PROVIDED INFORMATION ▸
## Begin
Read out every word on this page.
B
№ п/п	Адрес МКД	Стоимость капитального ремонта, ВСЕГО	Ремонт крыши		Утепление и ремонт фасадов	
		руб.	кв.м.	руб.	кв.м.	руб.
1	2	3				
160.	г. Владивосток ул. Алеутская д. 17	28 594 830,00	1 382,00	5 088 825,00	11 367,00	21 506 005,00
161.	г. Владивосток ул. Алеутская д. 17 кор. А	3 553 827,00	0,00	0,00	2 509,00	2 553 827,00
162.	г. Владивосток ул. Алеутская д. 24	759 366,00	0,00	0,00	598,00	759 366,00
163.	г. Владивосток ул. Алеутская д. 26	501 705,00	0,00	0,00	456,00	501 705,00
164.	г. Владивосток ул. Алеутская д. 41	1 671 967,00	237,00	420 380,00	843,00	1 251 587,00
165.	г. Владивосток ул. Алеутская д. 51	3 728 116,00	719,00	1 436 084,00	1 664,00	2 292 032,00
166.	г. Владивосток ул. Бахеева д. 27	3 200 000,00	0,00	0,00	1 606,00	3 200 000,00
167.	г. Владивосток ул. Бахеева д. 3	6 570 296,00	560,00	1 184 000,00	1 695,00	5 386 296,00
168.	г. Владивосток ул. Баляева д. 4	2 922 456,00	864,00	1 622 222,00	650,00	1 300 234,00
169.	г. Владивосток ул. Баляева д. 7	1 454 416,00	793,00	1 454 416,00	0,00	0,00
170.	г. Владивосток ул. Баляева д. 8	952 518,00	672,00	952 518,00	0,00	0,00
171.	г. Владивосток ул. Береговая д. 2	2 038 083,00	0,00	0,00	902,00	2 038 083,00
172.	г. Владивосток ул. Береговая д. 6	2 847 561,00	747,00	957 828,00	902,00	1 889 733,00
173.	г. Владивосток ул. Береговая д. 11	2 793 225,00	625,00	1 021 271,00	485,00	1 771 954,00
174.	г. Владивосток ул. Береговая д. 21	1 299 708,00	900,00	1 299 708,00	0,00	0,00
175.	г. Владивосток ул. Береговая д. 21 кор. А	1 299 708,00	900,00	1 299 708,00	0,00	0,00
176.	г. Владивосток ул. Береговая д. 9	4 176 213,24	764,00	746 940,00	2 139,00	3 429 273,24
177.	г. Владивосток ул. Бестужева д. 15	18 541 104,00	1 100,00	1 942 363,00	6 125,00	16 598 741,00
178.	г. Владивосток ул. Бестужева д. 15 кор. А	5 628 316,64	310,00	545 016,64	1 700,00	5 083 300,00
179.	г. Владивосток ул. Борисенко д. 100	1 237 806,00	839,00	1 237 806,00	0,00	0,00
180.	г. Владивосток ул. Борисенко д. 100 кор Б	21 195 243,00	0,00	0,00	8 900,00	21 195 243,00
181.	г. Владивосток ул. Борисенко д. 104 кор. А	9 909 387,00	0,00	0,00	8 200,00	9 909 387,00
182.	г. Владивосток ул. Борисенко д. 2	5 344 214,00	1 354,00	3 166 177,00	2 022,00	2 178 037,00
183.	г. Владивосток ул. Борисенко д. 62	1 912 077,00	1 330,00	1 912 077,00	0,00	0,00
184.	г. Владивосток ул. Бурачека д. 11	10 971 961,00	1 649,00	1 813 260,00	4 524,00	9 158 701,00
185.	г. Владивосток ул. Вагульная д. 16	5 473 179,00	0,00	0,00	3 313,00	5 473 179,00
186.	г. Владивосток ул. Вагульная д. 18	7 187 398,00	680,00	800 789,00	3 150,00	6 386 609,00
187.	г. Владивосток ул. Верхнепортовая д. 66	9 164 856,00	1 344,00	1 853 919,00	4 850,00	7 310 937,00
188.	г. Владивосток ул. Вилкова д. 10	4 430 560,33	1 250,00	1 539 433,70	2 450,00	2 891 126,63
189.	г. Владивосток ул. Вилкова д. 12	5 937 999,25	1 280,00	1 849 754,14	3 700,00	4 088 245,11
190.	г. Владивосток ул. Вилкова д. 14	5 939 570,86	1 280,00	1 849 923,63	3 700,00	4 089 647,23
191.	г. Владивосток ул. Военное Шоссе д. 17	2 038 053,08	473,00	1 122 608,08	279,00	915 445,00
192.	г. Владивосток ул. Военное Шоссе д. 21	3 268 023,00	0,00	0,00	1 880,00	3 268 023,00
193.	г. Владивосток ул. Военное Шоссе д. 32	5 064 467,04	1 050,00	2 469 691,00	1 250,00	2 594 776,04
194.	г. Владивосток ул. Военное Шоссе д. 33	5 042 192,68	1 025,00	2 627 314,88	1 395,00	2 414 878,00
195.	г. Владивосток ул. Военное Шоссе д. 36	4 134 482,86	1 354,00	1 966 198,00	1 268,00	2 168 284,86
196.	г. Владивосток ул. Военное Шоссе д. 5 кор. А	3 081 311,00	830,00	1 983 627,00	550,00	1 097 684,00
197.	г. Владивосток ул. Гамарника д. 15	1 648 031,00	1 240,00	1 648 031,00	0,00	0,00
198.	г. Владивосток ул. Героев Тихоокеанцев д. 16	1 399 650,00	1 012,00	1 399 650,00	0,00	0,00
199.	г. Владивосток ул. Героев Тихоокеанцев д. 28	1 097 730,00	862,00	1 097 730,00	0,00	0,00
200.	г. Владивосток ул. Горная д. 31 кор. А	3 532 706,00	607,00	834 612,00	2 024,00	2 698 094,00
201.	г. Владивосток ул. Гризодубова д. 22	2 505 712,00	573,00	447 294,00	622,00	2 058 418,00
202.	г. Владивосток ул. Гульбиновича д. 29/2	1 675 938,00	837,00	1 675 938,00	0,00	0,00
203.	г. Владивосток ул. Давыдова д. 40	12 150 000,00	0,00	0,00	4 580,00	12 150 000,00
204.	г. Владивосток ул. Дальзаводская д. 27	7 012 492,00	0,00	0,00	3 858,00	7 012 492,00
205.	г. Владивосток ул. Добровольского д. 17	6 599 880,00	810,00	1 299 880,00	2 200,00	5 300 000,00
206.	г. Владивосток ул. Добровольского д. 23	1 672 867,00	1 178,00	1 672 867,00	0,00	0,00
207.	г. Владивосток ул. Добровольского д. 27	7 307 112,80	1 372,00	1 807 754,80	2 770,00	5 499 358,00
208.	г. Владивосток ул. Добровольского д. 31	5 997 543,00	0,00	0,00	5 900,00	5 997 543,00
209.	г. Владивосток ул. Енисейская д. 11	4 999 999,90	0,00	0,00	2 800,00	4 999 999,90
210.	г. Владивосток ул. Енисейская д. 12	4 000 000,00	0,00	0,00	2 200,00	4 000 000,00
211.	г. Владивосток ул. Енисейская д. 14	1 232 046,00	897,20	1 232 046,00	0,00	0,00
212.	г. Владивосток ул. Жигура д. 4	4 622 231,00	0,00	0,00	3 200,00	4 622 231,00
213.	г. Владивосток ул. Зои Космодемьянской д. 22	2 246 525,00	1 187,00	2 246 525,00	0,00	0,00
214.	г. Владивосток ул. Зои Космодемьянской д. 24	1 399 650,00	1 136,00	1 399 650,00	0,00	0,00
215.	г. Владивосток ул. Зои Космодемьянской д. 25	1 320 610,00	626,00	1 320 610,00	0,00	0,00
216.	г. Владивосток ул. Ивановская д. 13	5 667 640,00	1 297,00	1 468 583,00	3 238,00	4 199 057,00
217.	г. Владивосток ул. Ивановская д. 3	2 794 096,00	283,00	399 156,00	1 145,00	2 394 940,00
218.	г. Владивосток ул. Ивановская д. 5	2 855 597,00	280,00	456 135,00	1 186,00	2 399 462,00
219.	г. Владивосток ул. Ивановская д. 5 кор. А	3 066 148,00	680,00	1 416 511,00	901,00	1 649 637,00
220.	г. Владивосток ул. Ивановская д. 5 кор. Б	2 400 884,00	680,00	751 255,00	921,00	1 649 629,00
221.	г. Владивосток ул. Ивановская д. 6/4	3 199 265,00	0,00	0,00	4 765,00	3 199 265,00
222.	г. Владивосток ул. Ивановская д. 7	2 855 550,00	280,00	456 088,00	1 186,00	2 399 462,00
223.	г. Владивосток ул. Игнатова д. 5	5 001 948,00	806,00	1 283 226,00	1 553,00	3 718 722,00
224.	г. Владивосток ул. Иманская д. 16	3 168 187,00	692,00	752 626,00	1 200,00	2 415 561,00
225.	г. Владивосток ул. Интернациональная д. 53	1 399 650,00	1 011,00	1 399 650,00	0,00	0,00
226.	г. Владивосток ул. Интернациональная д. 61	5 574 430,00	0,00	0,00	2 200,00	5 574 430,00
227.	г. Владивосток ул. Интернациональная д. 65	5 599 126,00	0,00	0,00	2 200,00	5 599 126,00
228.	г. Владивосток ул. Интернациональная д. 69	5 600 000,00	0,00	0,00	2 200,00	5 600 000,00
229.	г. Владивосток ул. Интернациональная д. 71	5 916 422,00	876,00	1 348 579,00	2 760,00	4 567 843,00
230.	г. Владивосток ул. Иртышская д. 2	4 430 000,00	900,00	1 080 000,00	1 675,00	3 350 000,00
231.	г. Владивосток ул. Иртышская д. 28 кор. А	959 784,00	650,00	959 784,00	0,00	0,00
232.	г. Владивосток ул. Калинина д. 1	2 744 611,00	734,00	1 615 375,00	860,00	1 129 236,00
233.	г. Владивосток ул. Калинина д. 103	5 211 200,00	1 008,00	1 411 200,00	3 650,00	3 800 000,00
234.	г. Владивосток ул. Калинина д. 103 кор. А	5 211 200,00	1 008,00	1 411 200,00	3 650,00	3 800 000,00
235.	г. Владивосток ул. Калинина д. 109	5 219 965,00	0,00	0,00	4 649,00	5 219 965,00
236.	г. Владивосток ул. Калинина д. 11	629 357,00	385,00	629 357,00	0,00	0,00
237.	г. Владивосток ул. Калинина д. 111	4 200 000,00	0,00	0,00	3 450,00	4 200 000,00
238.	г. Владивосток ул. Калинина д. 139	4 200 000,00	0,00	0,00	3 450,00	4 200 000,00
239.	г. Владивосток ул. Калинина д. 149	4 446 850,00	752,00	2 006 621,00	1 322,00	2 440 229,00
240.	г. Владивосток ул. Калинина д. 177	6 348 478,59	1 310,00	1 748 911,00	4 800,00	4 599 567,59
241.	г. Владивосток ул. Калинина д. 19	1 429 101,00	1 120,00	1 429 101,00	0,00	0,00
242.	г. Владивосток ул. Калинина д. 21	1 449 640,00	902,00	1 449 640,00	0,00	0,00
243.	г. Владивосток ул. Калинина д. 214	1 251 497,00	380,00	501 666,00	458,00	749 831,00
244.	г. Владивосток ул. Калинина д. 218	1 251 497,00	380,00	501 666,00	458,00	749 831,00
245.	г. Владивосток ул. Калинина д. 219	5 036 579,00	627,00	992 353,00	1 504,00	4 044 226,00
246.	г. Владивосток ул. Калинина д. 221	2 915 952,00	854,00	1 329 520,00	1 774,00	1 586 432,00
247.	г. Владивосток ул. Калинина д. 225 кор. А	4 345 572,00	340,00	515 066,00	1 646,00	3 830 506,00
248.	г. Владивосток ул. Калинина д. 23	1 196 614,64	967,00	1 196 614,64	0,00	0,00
## End
EXERCISE DIRECTIONS ▸ Search the records for the string "Вилкова" and return every line in which it occurs.

ANSWER TO THIS PROBLEM ▸
188.	г. Владивосток ул. Вилкова д. 10	4 430 560,33	1 250,00	1 539 433,70	2 450,00	2 891 126,63
189.	г. Владивосток ул. Вилкова д. 12	5 937 999,25	1 280,00	1 849 754,14	3 700,00	4 088 245,11
190.	г. Владивосток ул. Вилкова д. 14	5 939 570,86	1 280,00	1 849 923,63	3 700,00	4 089 647,23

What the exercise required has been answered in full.